PROBLEM:
Each line in the entries below that holds the string "Compressive" is to be listed.

start RECORDS PROVIDED

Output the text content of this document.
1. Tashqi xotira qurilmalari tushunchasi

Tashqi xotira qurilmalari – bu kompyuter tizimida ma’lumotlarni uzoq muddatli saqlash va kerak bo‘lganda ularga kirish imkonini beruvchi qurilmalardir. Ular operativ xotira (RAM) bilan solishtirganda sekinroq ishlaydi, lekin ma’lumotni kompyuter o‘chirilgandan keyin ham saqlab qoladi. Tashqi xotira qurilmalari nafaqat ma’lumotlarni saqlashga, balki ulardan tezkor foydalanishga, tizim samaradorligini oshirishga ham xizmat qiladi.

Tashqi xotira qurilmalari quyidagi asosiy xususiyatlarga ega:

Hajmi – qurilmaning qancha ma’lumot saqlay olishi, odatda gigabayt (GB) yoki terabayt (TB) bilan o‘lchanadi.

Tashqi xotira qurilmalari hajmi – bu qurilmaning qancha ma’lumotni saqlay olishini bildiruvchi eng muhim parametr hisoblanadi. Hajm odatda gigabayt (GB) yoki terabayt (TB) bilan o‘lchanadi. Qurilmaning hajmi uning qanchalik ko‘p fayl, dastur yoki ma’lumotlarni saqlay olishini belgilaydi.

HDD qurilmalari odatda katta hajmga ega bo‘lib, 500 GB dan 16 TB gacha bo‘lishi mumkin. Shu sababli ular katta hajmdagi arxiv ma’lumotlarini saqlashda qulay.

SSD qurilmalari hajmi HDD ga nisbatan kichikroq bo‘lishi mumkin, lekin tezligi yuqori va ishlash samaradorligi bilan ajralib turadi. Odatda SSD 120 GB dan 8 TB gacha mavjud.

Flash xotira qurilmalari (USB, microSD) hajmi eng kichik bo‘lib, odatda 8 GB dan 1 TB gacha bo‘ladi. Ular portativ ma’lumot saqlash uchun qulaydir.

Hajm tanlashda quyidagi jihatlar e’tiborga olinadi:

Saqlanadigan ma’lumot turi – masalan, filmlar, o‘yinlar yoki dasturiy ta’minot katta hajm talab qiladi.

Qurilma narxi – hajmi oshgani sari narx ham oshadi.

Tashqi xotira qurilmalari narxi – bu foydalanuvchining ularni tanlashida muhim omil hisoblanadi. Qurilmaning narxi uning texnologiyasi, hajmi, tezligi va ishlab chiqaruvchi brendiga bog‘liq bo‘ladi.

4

end RECORDS PROVIDED
start RECORDS PROVIDED

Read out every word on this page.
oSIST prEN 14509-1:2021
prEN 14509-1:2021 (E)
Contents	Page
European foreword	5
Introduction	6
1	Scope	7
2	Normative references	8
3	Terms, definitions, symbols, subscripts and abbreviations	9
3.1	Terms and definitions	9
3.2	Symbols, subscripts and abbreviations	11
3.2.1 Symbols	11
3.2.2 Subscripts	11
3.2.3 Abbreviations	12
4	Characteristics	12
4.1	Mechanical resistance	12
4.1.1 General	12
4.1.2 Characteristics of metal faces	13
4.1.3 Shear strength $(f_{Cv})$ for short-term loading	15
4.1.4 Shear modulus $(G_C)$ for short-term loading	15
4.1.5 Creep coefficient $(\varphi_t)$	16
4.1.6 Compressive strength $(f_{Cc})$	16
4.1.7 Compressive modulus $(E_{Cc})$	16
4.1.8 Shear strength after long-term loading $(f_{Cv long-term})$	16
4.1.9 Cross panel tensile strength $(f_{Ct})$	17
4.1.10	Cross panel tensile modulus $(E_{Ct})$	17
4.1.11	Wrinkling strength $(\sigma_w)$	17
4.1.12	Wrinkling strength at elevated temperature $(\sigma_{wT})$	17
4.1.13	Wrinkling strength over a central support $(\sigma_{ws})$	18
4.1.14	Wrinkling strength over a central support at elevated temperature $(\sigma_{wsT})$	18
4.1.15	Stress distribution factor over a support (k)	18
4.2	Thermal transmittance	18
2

end RECORDS PROVIDED
start RECORDS PROVIDED

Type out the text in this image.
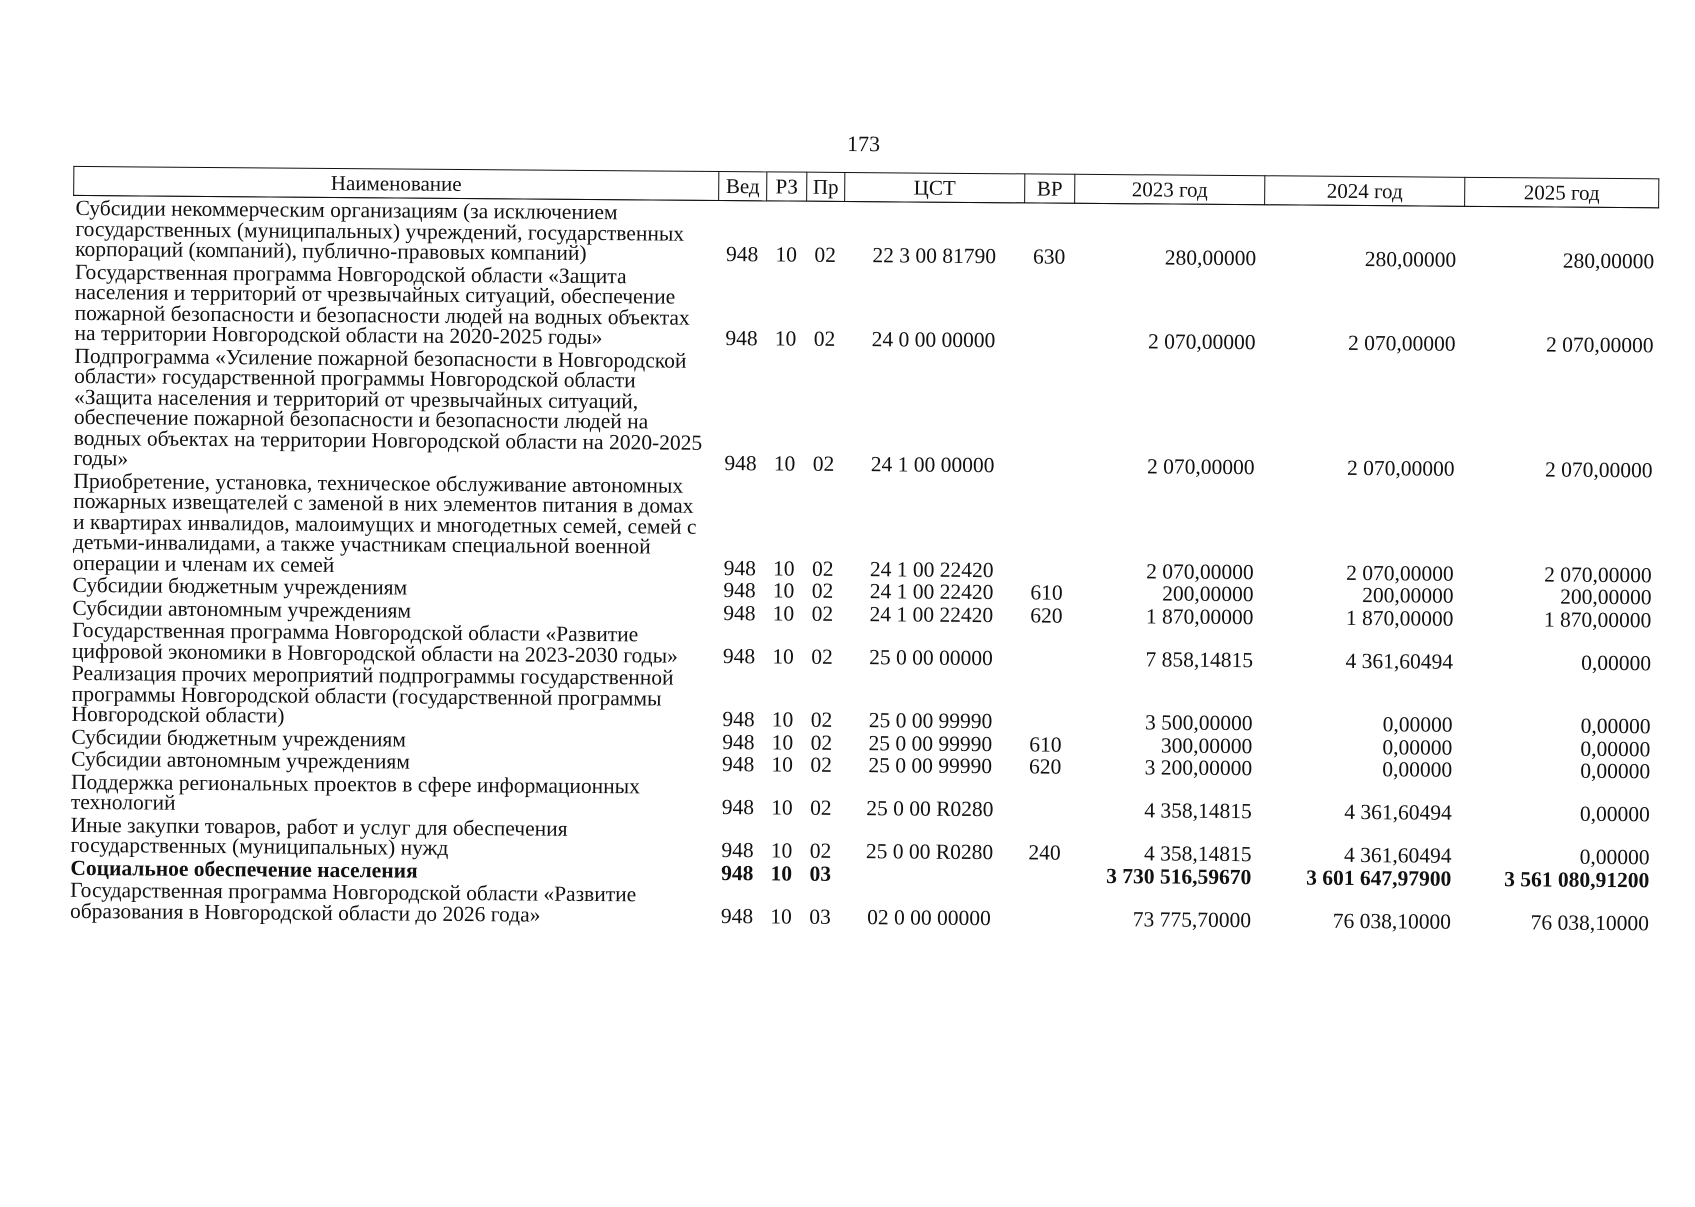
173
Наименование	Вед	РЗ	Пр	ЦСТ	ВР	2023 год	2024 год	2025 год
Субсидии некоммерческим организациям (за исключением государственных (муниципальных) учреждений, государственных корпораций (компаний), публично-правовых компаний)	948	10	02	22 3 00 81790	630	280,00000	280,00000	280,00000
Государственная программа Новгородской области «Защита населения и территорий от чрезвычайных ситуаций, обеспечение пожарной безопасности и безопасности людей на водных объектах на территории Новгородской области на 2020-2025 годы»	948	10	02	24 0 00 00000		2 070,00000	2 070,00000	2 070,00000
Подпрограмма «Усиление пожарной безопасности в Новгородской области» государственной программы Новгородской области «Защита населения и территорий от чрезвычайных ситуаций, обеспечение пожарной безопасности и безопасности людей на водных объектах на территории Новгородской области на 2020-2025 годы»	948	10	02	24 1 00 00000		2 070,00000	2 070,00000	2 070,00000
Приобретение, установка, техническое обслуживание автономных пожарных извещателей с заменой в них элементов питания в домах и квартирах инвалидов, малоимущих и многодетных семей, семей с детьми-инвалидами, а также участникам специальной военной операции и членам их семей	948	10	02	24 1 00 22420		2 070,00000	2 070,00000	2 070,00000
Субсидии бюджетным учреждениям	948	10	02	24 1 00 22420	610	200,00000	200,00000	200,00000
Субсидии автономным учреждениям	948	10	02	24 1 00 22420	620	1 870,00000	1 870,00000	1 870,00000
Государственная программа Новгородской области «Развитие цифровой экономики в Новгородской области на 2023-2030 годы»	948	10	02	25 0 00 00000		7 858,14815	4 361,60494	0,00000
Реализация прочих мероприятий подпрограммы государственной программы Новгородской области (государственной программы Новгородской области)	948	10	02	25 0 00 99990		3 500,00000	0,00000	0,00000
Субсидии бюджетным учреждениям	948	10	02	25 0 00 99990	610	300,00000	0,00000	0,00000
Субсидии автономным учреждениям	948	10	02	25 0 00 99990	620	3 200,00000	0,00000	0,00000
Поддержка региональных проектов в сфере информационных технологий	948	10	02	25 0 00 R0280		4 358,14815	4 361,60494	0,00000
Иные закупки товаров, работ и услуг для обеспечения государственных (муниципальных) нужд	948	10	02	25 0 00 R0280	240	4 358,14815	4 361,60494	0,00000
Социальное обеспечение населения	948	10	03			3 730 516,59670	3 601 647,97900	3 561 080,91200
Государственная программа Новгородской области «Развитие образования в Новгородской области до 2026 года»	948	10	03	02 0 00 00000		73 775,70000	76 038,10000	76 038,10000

end RECORDS PROVIDED

RESULT FOR THIS TASK:
4.1.6 Compressive strength $(f_{Cc})$	16
4.1.7 Compressive modulus $(E_{Cc})$	16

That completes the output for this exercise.